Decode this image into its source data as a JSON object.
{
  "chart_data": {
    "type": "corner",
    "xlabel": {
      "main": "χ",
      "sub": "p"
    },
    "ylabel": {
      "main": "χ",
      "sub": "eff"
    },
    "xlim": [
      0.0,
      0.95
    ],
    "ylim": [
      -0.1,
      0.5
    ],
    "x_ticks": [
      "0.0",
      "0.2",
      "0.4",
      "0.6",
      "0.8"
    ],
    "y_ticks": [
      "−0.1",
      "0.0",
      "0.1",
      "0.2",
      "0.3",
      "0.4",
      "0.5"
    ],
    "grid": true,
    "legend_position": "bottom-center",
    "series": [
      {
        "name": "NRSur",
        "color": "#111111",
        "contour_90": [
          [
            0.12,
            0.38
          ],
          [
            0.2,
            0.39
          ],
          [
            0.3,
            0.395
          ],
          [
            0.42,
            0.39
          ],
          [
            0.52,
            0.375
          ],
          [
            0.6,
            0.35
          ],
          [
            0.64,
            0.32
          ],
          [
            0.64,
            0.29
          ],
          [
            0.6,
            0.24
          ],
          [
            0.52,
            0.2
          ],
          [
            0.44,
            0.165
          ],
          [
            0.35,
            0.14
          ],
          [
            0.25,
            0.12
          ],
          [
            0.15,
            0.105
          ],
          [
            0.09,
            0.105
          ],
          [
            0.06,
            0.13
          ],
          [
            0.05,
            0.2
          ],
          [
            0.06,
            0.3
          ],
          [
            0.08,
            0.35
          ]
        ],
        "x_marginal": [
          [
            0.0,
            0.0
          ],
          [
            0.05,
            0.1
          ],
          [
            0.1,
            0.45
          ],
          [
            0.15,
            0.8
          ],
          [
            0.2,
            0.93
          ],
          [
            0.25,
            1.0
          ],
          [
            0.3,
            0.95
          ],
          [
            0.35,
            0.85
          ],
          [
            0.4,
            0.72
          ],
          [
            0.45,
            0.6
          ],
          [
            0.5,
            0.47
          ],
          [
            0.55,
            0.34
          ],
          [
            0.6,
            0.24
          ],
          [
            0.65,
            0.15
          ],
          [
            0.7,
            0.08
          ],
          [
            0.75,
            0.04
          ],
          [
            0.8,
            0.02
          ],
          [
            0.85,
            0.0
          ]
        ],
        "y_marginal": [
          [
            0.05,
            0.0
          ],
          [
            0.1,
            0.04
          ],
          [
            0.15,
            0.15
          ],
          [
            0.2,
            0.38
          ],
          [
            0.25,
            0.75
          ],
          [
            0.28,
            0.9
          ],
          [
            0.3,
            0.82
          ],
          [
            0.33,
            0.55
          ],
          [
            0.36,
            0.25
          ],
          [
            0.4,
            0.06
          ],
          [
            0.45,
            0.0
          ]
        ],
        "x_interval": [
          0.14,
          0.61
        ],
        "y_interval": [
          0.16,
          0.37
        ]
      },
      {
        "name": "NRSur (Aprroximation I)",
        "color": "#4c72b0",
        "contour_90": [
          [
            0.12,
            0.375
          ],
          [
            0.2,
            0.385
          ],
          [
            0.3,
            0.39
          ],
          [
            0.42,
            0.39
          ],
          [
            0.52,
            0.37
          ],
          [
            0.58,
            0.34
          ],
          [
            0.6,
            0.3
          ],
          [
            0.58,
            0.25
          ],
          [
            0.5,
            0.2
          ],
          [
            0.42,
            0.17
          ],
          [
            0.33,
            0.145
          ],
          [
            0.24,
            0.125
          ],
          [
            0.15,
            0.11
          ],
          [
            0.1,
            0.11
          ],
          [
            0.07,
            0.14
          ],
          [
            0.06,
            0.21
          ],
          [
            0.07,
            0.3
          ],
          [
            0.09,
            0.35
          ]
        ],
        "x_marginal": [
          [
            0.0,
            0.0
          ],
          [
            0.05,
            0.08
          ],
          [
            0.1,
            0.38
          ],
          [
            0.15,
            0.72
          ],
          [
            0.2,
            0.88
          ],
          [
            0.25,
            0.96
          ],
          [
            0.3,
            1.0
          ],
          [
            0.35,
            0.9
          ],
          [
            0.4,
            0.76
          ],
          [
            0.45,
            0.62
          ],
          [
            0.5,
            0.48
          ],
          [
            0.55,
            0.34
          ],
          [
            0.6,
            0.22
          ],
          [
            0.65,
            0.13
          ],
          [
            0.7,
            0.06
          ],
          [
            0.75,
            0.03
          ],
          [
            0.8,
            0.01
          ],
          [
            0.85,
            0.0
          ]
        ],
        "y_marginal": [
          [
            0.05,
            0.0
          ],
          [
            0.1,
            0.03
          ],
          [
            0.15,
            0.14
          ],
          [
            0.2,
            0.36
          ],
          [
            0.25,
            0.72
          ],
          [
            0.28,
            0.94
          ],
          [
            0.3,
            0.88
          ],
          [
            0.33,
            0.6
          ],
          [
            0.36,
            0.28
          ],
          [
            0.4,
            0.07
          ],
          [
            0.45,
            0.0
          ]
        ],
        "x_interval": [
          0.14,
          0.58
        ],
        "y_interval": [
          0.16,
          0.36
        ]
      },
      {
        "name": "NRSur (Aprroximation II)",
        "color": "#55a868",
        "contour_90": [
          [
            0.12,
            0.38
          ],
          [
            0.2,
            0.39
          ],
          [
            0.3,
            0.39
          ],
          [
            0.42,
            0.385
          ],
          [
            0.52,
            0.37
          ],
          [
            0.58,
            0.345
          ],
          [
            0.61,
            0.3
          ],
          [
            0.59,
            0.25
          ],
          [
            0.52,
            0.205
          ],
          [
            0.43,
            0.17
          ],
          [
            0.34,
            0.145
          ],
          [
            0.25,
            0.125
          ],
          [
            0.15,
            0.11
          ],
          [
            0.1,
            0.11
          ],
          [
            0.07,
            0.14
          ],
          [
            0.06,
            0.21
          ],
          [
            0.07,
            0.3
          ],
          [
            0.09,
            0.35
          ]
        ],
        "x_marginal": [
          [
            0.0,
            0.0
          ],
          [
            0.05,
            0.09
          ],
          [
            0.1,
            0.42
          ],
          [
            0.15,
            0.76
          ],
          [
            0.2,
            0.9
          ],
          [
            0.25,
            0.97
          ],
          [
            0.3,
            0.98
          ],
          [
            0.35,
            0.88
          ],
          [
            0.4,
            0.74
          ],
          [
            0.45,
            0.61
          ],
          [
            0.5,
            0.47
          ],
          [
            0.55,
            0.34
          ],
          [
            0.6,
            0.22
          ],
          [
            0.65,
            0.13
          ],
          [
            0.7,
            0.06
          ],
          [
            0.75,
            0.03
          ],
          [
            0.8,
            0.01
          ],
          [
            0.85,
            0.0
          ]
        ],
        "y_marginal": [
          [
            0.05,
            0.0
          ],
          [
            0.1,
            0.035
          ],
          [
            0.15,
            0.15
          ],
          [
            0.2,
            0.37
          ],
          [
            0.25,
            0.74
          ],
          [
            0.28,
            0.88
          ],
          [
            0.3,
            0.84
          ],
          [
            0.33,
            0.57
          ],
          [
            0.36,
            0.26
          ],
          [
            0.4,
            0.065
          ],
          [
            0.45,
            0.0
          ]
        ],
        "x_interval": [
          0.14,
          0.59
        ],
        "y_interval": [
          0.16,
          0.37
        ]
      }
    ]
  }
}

Your instructions:
Write out all of the records once more, exactly.

Solution to the problem:
Decode this image into its source data as a JSON object.
{
  "chart_data": {
    "type": "corner",
    "xlabel": {
      "main": "χ",
      "sub": "p"
    },
    "ylabel": {
      "main": "χ",
      "sub": "eff"
    },
    "xlim": [
      0.0,
      0.95
    ],
    "ylim": [
      -0.1,
      0.5
    ],
    "x_ticks": [
      "0.0",
      "0.2",
      "0.4",
      "0.6",
      "0.8"
    ],
    "y_ticks": [
      "−0.1",
      "0.0",
      "0.1",
      "0.2",
      "0.3",
      "0.4",
      "0.5"
    ],
    "grid": true,
    "legend_position": "bottom-center",
    "series": [
      {
        "name": "NRSur",
        "color": "#111111",
        "contour_90": [
          [
            0.12,
            0.38
          ],
          [
            0.2,
            0.39
          ],
          [
            0.3,
            0.395
          ],
          [
            0.42,
            0.39
          ],
          [
            0.52,
            0.375
          ],
          [
            0.6,
            0.35
          ],
          [
            0.64,
            0.32
          ],
          [
            0.64,
            0.29
          ],
          [
            0.6,
            0.24
          ],
          [
            0.52,
            0.2
          ],
          [
            0.44,
            0.165
          ],
          [
            0.35,
            0.14
          ],
          [
            0.25,
            0.12
          ],
          [
            0.15,
            0.105
          ],
          [
            0.09,
            0.105
          ],
          [
            0.06,
            0.13
          ],
          [
            0.05,
            0.2
          ],
          [
            0.06,
            0.3
          ],
          [
            0.08,
            0.35
          ]
        ],
        "x_marginal": [
          [
            0.0,
            0.0
          ],
          [
            0.05,
            0.1
          ],
          [
            0.1,
            0.45
          ],
          [
            0.15,
            0.8
          ],
          [
            0.2,
            0.93
          ],
          [
            0.25,
            1.0
          ],
          [
            0.3,
            0.95
          ],
          [
            0.35,
            0.85
          ],
          [
            0.4,
            0.72
          ],
          [
            0.45,
            0.6
          ],
          [
            0.5,
            0.47
          ],
          [
            0.55,
            0.34
          ],
          [
            0.6,
            0.24
          ],
          [
            0.65,
            0.15
          ],
          [
            0.7,
            0.08
          ],
          [
            0.75,
            0.04
          ],
          [
            0.8,
            0.02
          ],
          [
            0.85,
            0.0
          ]
        ],
        "y_marginal": [
          [
            0.05,
            0.0
          ],
          [
            0.1,
            0.04
          ],
          [
            0.15,
            0.15
          ],
          [
            0.2,
            0.38
          ],
          [
            0.25,
            0.75
          ],
          [
            0.28,
            0.9
          ],
          [
            0.3,
            0.82
          ],
          [
            0.33,
            0.55
          ],
          [
            0.36,
            0.25
          ],
          [
            0.4,
            0.06
          ],
          [
            0.45,
            0.0
          ]
        ],
        "x_interval": [
          0.14,
          0.61
        ],
        "y_interval": [
          0.16,
          0.37
        ]
      },
      {
        "name": "NRSur (Aprroximation I)",
        "color": "#4c72b0",
        "contour_90": [
          [
            0.12,
            0.375
          ],
          [
            0.2,
            0.385
          ],
          [
            0.3,
            0.39
          ],
          [
            0.42,
            0.39
          ],
          [
            0.52,
            0.37
          ],
          [
            0.58,
            0.34
          ],
          [
            0.6,
            0.3
          ],
          [
            0.58,
            0.25
          ],
          [
            0.5,
            0.2
          ],
          [
            0.42,
            0.17
          ],
          [
            0.33,
            0.145
          ],
          [
            0.24,
            0.125
          ],
          [
            0.15,
            0.11
          ],
          [
            0.1,
            0.11
          ],
          [
            0.07,
            0.14
          ],
          [
            0.06,
            0.21
          ],
          [
            0.07,
            0.3
          ],
          [
            0.09,
            0.35
          ]
        ],
        "x_marginal": [
          [
            0.0,
            0.0
          ],
          [
            0.05,
            0.08
          ],
          [
            0.1,
            0.38
          ],
          [
            0.15,
            0.72
          ],
          [
            0.2,
            0.88
          ],
          [
            0.25,
            0.96
          ],
          [
            0.3,
            1.0
          ],
          [
            0.35,
            0.9
          ],
          [
            0.4,
            0.76
          ],
          [
            0.45,
            0.62
          ],
          [
            0.5,
            0.48
          ],
          [
            0.55,
            0.34
          ],
          [
            0.6,
            0.22
          ],
          [
            0.65,
            0.13
          ],
          [
            0.7,
            0.06
          ],
          [
            0.75,
            0.03
          ],
          [
            0.8,
            0.01
          ],
          [
            0.85,
            0.0
          ]
        ],
        "y_marginal": [
          [
            0.05,
            0.0
          ],
          [
            0.1,
            0.03
          ],
          [
            0.15,
            0.14
          ],
          [
            0.2,
            0.36
          ],
          [
            0.25,
            0.72
          ],
          [
            0.28,
            0.94
          ],
          [
            0.3,
            0.88
          ],
          [
            0.33,
            0.6
          ],
          [
            0.36,
            0.28
          ],
          [
            0.4,
            0.07
          ],
          [
            0.45,
            0.0
          ]
        ],
        "x_interval": [
          0.14,
          0.58
        ],
        "y_interval": [
          0.16,
          0.36
        ]
      },
      {
        "name": "NRSur (Aprroximation II)",
        "color": "#55a868",
        "contour_90": [
          [
            0.12,
            0.38
          ],
          [
            0.2,
            0.39
          ],
          [
            0.3,
            0.39
          ],
          [
            0.42,
            0.385
          ],
          [
            0.52,
            0.37
          ],
          [
            0.58,
            0.345
          ],
          [
            0.61,
            0.3
          ],
          [
            0.59,
            0.25
          ],
          [
            0.52,
            0.205
          ],
          [
            0.43,
            0.17
          ],
          [
            0.34,
            0.145
          ],
          [
            0.25,
            0.125
          ],
          [
            0.15,
            0.11
          ],
          [
            0.1,
            0.11
          ],
          [
            0.07,
            0.14
          ],
          [
            0.06,
            0.21
          ],
          [
            0.07,
            0.3
          ],
          [
            0.09,
            0.35
          ]
        ],
        "x_marginal": [
          [
            0.0,
            0.0
          ],
          [
            0.05,
            0.09
          ],
          [
            0.1,
            0.42
          ],
          [
            0.15,
            0.76
          ],
          [
            0.2,
            0.9
          ],
          [
            0.25,
            0.97
          ],
          [
            0.3,
            0.98
          ],
          [
            0.35,
            0.88
          ],
          [
            0.4,
            0.74
          ],
          [
            0.45,
            0.61
          ],
          [
            0.5,
            0.47
          ],
          [
            0.55,
            0.34
          ],
          [
            0.6,
            0.22
          ],
          [
            0.65,
            0.13
          ],
          [
            0.7,
            0.06
          ],
          [
            0.75,
            0.03
          ],
          [
            0.8,
            0.01
          ],
          [
            0.85,
            0.0
          ]
        ],
        "y_marginal": [
          [
            0.05,
            0.0
          ],
          [
            0.1,
            0.035
          ],
          [
            0.15,
            0.15
          ],
          [
            0.2,
            0.37
          ],
          [
            0.25,
            0.74
          ],
          [
            0.28,
            0.88
          ],
          [
            0.3,
            0.84
          ],
          [
            0.33,
            0.57
          ],
          [
            0.36,
            0.26
          ],
          [
            0.4,
            0.065
          ],
          [
            0.45,
            0.0
          ]
        ],
        "x_interval": [
          0.14,
          0.59
        ],
        "y_interval": [
          0.16,
          0.37
        ]
      }
    ]
  }
}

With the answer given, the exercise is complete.